- TASK INSTRUCTIONS -
Print the entries below in their entirety, exactly as they are written.

- GIVEN ENTRIES -
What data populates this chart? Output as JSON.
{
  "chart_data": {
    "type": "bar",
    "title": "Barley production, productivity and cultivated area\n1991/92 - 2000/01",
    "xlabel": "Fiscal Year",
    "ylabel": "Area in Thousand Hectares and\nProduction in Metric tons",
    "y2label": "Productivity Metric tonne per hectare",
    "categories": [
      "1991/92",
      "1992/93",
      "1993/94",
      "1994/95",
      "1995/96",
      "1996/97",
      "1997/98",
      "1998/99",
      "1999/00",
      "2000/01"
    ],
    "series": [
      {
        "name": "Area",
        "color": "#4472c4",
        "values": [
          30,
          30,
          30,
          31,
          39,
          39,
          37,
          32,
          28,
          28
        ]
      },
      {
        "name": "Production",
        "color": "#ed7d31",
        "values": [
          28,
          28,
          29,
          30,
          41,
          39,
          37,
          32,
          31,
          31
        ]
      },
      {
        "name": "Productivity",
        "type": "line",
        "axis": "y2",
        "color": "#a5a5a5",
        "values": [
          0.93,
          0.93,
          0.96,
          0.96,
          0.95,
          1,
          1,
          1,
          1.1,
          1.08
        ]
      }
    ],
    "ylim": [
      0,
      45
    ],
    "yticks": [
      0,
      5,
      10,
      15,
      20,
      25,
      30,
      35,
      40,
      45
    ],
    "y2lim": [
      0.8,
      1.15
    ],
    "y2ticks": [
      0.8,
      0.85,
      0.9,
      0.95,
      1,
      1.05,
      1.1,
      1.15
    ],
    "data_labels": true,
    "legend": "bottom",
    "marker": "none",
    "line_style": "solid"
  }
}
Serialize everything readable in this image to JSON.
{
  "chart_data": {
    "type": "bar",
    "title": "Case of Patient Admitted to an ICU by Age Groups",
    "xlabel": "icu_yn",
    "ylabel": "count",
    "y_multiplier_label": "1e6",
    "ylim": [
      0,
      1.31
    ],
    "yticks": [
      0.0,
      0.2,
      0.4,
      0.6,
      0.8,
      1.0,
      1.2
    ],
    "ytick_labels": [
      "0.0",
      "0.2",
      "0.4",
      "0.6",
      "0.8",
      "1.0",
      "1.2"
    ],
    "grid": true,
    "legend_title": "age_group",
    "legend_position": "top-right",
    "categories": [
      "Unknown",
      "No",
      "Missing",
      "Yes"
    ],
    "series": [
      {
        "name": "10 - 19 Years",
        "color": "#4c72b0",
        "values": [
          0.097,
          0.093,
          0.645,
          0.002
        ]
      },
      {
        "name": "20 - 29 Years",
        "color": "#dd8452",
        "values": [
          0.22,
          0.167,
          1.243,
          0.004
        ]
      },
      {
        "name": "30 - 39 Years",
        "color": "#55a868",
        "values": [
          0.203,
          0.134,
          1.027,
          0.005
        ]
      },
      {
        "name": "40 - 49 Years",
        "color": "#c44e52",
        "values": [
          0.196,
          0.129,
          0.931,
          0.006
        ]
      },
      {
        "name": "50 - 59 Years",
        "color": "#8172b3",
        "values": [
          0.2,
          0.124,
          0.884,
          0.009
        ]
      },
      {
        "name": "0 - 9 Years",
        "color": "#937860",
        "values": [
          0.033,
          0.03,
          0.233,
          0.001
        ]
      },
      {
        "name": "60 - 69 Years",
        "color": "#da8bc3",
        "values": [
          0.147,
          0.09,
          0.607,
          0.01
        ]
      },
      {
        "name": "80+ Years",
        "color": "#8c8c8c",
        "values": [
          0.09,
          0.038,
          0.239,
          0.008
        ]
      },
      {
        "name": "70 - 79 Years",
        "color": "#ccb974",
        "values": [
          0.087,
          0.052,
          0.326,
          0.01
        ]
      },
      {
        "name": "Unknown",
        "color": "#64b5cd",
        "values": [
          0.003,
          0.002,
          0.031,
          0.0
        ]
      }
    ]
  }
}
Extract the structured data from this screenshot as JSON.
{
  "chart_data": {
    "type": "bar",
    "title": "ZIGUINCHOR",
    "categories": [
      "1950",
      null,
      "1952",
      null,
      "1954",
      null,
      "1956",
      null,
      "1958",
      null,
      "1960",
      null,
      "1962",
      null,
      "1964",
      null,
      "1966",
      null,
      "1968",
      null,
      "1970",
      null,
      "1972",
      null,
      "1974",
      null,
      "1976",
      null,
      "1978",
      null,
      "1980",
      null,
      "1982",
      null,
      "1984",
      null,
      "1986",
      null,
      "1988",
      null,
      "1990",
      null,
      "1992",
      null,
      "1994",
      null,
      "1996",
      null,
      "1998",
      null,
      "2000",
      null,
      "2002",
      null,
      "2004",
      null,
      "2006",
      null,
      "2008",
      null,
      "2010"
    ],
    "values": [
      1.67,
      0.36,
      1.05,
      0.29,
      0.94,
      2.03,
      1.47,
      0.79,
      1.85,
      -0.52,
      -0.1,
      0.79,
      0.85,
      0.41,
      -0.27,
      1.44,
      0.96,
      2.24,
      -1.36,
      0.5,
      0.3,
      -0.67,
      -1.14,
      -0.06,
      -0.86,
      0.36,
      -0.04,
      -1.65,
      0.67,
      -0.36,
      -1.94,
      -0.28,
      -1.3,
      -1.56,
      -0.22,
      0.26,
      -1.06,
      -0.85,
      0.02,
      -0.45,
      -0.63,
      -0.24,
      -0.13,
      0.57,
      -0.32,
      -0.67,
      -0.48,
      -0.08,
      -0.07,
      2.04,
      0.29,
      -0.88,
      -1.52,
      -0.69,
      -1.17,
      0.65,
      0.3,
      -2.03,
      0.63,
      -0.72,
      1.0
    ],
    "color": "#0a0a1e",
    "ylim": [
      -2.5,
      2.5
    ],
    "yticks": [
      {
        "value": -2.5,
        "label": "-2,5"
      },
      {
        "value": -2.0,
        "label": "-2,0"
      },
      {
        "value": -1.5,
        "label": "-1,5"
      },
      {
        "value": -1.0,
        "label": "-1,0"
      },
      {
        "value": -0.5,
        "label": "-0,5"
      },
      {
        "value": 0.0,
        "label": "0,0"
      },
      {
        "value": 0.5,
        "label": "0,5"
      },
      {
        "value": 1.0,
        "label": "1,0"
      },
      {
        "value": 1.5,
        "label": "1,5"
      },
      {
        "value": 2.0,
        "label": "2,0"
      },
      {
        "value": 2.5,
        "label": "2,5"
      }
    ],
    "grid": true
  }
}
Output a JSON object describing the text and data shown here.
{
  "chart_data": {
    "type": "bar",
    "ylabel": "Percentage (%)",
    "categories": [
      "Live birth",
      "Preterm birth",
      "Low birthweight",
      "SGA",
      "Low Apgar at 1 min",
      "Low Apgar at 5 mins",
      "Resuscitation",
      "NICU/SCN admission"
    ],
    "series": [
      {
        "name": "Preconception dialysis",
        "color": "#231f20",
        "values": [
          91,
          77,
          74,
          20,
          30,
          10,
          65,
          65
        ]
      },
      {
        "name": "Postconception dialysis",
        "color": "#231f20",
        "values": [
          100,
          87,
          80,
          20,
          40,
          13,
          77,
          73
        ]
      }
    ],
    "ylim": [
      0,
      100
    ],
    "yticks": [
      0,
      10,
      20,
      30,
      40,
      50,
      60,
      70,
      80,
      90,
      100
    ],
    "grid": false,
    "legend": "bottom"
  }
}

- SOLUTION -
What data populates this chart? Output as JSON.
{
  "chart_data": {
    "type": "bar",
    "title": "Barley production, productivity and cultivated area\n1991/92 - 2000/01",
    "xlabel": "Fiscal Year",
    "ylabel": "Area in Thousand Hectares and\nProduction in Metric tons",
    "y2label": "Productivity Metric tonne per hectare",
    "categories": [
      "1991/92",
      "1992/93",
      "1993/94",
      "1994/95",
      "1995/96",
      "1996/97",
      "1997/98",
      "1998/99",
      "1999/00",
      "2000/01"
    ],
    "series": [
      {
        "name": "Area",
        "color": "#4472c4",
        "values": [
          30,
          30,
          30,
          31,
          39,
          39,
          37,
          32,
          28,
          28
        ]
      },
      {
        "name": "Production",
        "color": "#ed7d31",
        "values": [
          28,
          28,
          29,
          30,
          41,
          39,
          37,
          32,
          31,
          31
        ]
      },
      {
        "name": "Productivity",
        "type": "line",
        "axis": "y2",
        "color": "#a5a5a5",
        "values": [
          0.93,
          0.93,
          0.96,
          0.96,
          0.95,
          1,
          1,
          1,
          1.1,
          1.08
        ]
      }
    ],
    "ylim": [
      0,
      45
    ],
    "yticks": [
      0,
      5,
      10,
      15,
      20,
      25,
      30,
      35,
      40,
      45
    ],
    "y2lim": [
      0.8,
      1.15
    ],
    "y2ticks": [
      0.8,
      0.85,
      0.9,
      0.95,
      1,
      1.05,
      1.1,
      1.15
    ],
    "data_labels": true,
    "legend": "bottom",
    "marker": "none",
    "line_style": "solid"
  }
}
Serialize everything readable in this image to JSON.
{
  "chart_data": {
    "type": "bar",
    "title": "Case of Patient Admitted to an ICU by Age Groups",
    "xlabel": "icu_yn",
    "ylabel": "count",
    "y_multiplier_label": "1e6",
    "ylim": [
      0,
      1.31
    ],
    "yticks": [
      0.0,
      0.2,
      0.4,
      0.6,
      0.8,
      1.0,
      1.2
    ],
    "ytick_labels": [
      "0.0",
      "0.2",
      "0.4",
      "0.6",
      "0.8",
      "1.0",
      "1.2"
    ],
    "grid": true,
    "legend_title": "age_group",
    "legend_position": "top-right",
    "categories": [
      "Unknown",
      "No",
      "Missing",
      "Yes"
    ],
    "series": [
      {
        "name": "10 - 19 Years",
        "color": "#4c72b0",
        "values": [
          0.097,
          0.093,
          0.645,
          0.002
        ]
      },
      {
        "name": "20 - 29 Years",
        "color": "#dd8452",
        "values": [
          0.22,
          0.167,
          1.243,
          0.004
        ]
      },
      {
        "name": "30 - 39 Years",
        "color": "#55a868",
        "values": [
          0.203,
          0.134,
          1.027,
          0.005
        ]
      },
      {
        "name": "40 - 49 Years",
        "color": "#c44e52",
        "values": [
          0.196,
          0.129,
          0.931,
          0.006
        ]
      },
      {
        "name": "50 - 59 Years",
        "color": "#8172b3",
        "values": [
          0.2,
          0.124,
          0.884,
          0.009
        ]
      },
      {
        "name": "0 - 9 Years",
        "color": "#937860",
        "values": [
          0.033,
          0.03,
          0.233,
          0.001
        ]
      },
      {
        "name": "60 - 69 Years",
        "color": "#da8bc3",
        "values": [
          0.147,
          0.09,
          0.607,
          0.01
        ]
      },
      {
        "name": "80+ Years",
        "color": "#8c8c8c",
        "values": [
          0.09,
          0.038,
          0.239,
          0.008
        ]
      },
      {
        "name": "70 - 79 Years",
        "color": "#ccb974",
        "values": [
          0.087,
          0.052,
          0.326,
          0.01
        ]
      },
      {
        "name": "Unknown",
        "color": "#64b5cd",
        "values": [
          0.003,
          0.002,
          0.031,
          0.0
        ]
      }
    ]
  }
}
Extract the structured data from this screenshot as JSON.
{
  "chart_data": {
    "type": "bar",
    "title": "ZIGUINCHOR",
    "categories": [
      "1950",
      null,
      "1952",
      null,
      "1954",
      null,
      "1956",
      null,
      "1958",
      null,
      "1960",
      null,
      "1962",
      null,
      "1964",
      null,
      "1966",
      null,
      "1968",
      null,
      "1970",
      null,
      "1972",
      null,
      "1974",
      null,
      "1976",
      null,
      "1978",
      null,
      "1980",
      null,
      "1982",
      null,
      "1984",
      null,
      "1986",
      null,
      "1988",
      null,
      "1990",
      null,
      "1992",
      null,
      "1994",
      null,
      "1996",
      null,
      "1998",
      null,
      "2000",
      null,
      "2002",
      null,
      "2004",
      null,
      "2006",
      null,
      "2008",
      null,
      "2010"
    ],
    "values": [
      1.67,
      0.36,
      1.05,
      0.29,
      0.94,
      2.03,
      1.47,
      0.79,
      1.85,
      -0.52,
      -0.1,
      0.79,
      0.85,
      0.41,
      -0.27,
      1.44,
      0.96,
      2.24,
      -1.36,
      0.5,
      0.3,
      -0.67,
      -1.14,
      -0.06,
      -0.86,
      0.36,
      -0.04,
      -1.65,
      0.67,
      -0.36,
      -1.94,
      -0.28,
      -1.3,
      -1.56,
      -0.22,
      0.26,
      -1.06,
      -0.85,
      0.02,
      -0.45,
      -0.63,
      -0.24,
      -0.13,
      0.57,
      -0.32,
      -0.67,
      -0.48,
      -0.08,
      -0.07,
      2.04,
      0.29,
      -0.88,
      -1.52,
      -0.69,
      -1.17,
      0.65,
      0.3,
      -2.03,
      0.63,
      -0.72,
      1.0
    ],
    "color": "#0a0a1e",
    "ylim": [
      -2.5,
      2.5
    ],
    "yticks": [
      {
        "value": -2.5,
        "label": "-2,5"
      },
      {
        "value": -2.0,
        "label": "-2,0"
      },
      {
        "value": -1.5,
        "label": "-1,5"
      },
      {
        "value": -1.0,
        "label": "-1,0"
      },
      {
        "value": -0.5,
        "label": "-0,5"
      },
      {
        "value": 0.0,
        "label": "0,0"
      },
      {
        "value": 0.5,
        "label": "0,5"
      },
      {
        "value": 1.0,
        "label": "1,0"
      },
      {
        "value": 1.5,
        "label": "1,5"
      },
      {
        "value": 2.0,
        "label": "2,0"
      },
      {
        "value": 2.5,
        "label": "2,5"
      }
    ],
    "grid": true
  }
}
Output a JSON object describing the text and data shown here.
{
  "chart_data": {
    "type": "bar",
    "ylabel": "Percentage (%)",
    "categories": [
      "Live birth",
      "Preterm birth",
      "Low birthweight",
      "SGA",
      "Low Apgar at 1 min",
      "Low Apgar at 5 mins",
      "Resuscitation",
      "NICU/SCN admission"
    ],
    "series": [
      {
        "name": "Preconception dialysis",
        "color": "#231f20",
        "values": [
          91,
          77,
          74,
          20,
          30,
          10,
          65,
          65
        ]
      },
      {
        "name": "Postconception dialysis",
        "color": "#231f20",
        "values": [
          100,
          87,
          80,
          20,
          40,
          13,
          77,
          73
        ]
      }
    ],
    "ylim": [
      0,
      100
    ],
    "yticks": [
      0,
      10,
      20,
      30,
      40,
      50,
      60,
      70,
      80,
      90,
      100
    ],
    "grid": false,
    "legend": "bottom"
  }
}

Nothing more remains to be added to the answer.